Exercise instructions
Repeat the full listing, word for word.

─── Supplied material ───

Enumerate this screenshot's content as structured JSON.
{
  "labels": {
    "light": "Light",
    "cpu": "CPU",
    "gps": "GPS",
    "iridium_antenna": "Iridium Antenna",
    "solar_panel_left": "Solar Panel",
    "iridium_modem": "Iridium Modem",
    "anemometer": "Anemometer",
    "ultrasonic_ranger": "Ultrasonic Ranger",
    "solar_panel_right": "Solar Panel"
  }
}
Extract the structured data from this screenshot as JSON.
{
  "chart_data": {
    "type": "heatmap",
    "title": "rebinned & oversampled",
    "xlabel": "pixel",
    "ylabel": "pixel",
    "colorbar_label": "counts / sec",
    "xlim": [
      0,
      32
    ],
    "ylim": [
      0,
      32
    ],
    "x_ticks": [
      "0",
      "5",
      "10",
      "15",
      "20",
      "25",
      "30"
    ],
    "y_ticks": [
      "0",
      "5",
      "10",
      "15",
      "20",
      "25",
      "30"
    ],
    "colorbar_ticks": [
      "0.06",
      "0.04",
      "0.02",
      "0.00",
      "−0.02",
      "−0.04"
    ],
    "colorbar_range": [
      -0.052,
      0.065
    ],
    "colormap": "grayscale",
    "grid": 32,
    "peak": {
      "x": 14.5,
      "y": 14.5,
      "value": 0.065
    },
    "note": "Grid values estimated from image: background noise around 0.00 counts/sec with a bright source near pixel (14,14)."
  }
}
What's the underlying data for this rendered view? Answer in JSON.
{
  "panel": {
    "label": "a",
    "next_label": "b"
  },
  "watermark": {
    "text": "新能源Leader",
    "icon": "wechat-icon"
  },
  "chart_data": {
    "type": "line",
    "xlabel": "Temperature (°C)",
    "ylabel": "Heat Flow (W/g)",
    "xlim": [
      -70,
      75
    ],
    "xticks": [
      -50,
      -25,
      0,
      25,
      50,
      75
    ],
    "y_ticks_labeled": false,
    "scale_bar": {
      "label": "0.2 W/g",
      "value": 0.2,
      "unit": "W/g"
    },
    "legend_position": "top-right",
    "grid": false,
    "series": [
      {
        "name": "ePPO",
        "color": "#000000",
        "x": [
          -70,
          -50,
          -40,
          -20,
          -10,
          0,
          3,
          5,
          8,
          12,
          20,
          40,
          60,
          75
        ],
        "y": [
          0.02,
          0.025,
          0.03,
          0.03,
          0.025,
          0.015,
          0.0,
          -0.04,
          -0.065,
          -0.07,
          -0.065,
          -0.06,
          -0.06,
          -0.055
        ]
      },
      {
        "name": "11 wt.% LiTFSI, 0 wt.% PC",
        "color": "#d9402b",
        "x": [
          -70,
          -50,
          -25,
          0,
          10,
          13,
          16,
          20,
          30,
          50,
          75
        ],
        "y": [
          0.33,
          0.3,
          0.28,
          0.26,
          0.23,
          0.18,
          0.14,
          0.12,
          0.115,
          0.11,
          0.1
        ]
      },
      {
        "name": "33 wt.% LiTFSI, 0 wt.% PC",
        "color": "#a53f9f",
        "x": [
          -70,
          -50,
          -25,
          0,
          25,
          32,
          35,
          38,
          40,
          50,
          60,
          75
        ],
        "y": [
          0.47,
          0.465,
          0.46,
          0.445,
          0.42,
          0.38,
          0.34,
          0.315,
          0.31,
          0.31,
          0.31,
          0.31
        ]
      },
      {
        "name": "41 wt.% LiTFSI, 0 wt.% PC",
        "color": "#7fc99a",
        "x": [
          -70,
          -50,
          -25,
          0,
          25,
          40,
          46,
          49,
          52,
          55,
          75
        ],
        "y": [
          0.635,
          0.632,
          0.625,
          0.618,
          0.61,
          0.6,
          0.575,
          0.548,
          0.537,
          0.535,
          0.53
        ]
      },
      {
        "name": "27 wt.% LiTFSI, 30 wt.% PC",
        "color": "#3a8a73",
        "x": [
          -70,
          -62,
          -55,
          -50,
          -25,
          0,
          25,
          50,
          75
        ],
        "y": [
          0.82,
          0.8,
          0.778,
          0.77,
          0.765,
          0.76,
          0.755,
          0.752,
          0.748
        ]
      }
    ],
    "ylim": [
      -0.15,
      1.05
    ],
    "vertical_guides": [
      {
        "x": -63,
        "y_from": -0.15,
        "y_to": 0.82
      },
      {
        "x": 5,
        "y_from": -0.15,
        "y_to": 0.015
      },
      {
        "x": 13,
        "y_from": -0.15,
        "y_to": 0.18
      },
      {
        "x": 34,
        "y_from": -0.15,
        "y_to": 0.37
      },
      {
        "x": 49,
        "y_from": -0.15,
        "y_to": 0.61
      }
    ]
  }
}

───

Completed task
Enumerate this screenshot's content as structured JSON.
{
  "labels": {
    "light": "Light",
    "cpu": "CPU",
    "gps": "GPS",
    "iridium_antenna": "Iridium Antenna",
    "solar_panel_left": "Solar Panel",
    "iridium_modem": "Iridium Modem",
    "anemometer": "Anemometer",
    "ultrasonic_ranger": "Ultrasonic Ranger",
    "solar_panel_right": "Solar Panel"
  }
}
Extract the structured data from this screenshot as JSON.
{
  "chart_data": {
    "type": "heatmap",
    "title": "rebinned & oversampled",
    "xlabel": "pixel",
    "ylabel": "pixel",
    "colorbar_label": "counts / sec",
    "xlim": [
      0,
      32
    ],
    "ylim": [
      0,
      32
    ],
    "x_ticks": [
      "0",
      "5",
      "10",
      "15",
      "20",
      "25",
      "30"
    ],
    "y_ticks": [
      "0",
      "5",
      "10",
      "15",
      "20",
      "25",
      "30"
    ],
    "colorbar_ticks": [
      "0.06",
      "0.04",
      "0.02",
      "0.00",
      "−0.02",
      "−0.04"
    ],
    "colorbar_range": [
      -0.052,
      0.065
    ],
    "colormap": "grayscale",
    "grid": 32,
    "peak": {
      "x": 14.5,
      "y": 14.5,
      "value": 0.065
    },
    "note": "Grid values estimated from image: background noise around 0.00 counts/sec with a bright source near pixel (14,14)."
  }
}
What's the underlying data for this rendered view? Answer in JSON.
{
  "panel": {
    "label": "a",
    "next_label": "b"
  },
  "watermark": {
    "text": "新能源Leader",
    "icon": "wechat-icon"
  },
  "chart_data": {
    "type": "line",
    "xlabel": "Temperature (°C)",
    "ylabel": "Heat Flow (W/g)",
    "xlim": [
      -70,
      75
    ],
    "xticks": [
      -50,
      -25,
      0,
      25,
      50,
      75
    ],
    "y_ticks_labeled": false,
    "scale_bar": {
      "label": "0.2 W/g",
      "value": 0.2,
      "unit": "W/g"
    },
    "legend_position": "top-right",
    "grid": false,
    "series": [
      {
        "name": "ePPO",
        "color": "#000000",
        "x": [
          -70,
          -50,
          -40,
          -20,
          -10,
          0,
          3,
          5,
          8,
          12,
          20,
          40,
          60,
          75
        ],
        "y": [
          0.02,
          0.025,
          0.03,
          0.03,
          0.025,
          0.015,
          0.0,
          -0.04,
          -0.065,
          -0.07,
          -0.065,
          -0.06,
          -0.06,
          -0.055
        ]
      },
      {
        "name": "11 wt.% LiTFSI, 0 wt.% PC",
        "color": "#d9402b",
        "x": [
          -70,
          -50,
          -25,
          0,
          10,
          13,
          16,
          20,
          30,
          50,
          75
        ],
        "y": [
          0.33,
          0.3,
          0.28,
          0.26,
          0.23,
          0.18,
          0.14,
          0.12,
          0.115,
          0.11,
          0.1
        ]
      },
      {
        "name": "33 wt.% LiTFSI, 0 wt.% PC",
        "color": "#a53f9f",
        "x": [
          -70,
          -50,
          -25,
          0,
          25,
          32,
          35,
          38,
          40,
          50,
          60,
          75
        ],
        "y": [
          0.47,
          0.465,
          0.46,
          0.445,
          0.42,
          0.38,
          0.34,
          0.315,
          0.31,
          0.31,
          0.31,
          0.31
        ]
      },
      {
        "name": "41 wt.% LiTFSI, 0 wt.% PC",
        "color": "#7fc99a",
        "x": [
          -70,
          -50,
          -25,
          0,
          25,
          40,
          46,
          49,
          52,
          55,
          75
        ],
        "y": [
          0.635,
          0.632,
          0.625,
          0.618,
          0.61,
          0.6,
          0.575,
          0.548,
          0.537,
          0.535,
          0.53
        ]
      },
      {
        "name": "27 wt.% LiTFSI, 30 wt.% PC",
        "color": "#3a8a73",
        "x": [
          -70,
          -62,
          -55,
          -50,
          -25,
          0,
          25,
          50,
          75
        ],
        "y": [
          0.82,
          0.8,
          0.778,
          0.77,
          0.765,
          0.76,
          0.755,
          0.752,
          0.748
        ]
      }
    ],
    "ylim": [
      -0.15,
      1.05
    ],
    "vertical_guides": [
      {
        "x": -63,
        "y_from": -0.15,
        "y_to": 0.82
      },
      {
        "x": 5,
        "y_from": -0.15,
        "y_to": 0.015
      },
      {
        "x": 13,
        "y_from": -0.15,
        "y_to": 0.18
      },
      {
        "x": 34,
        "y_from": -0.15,
        "y_to": 0.37
      },
      {
        "x": 49,
        "y_from": -0.15,
        "y_to": 0.61
      }
    ]
  }
}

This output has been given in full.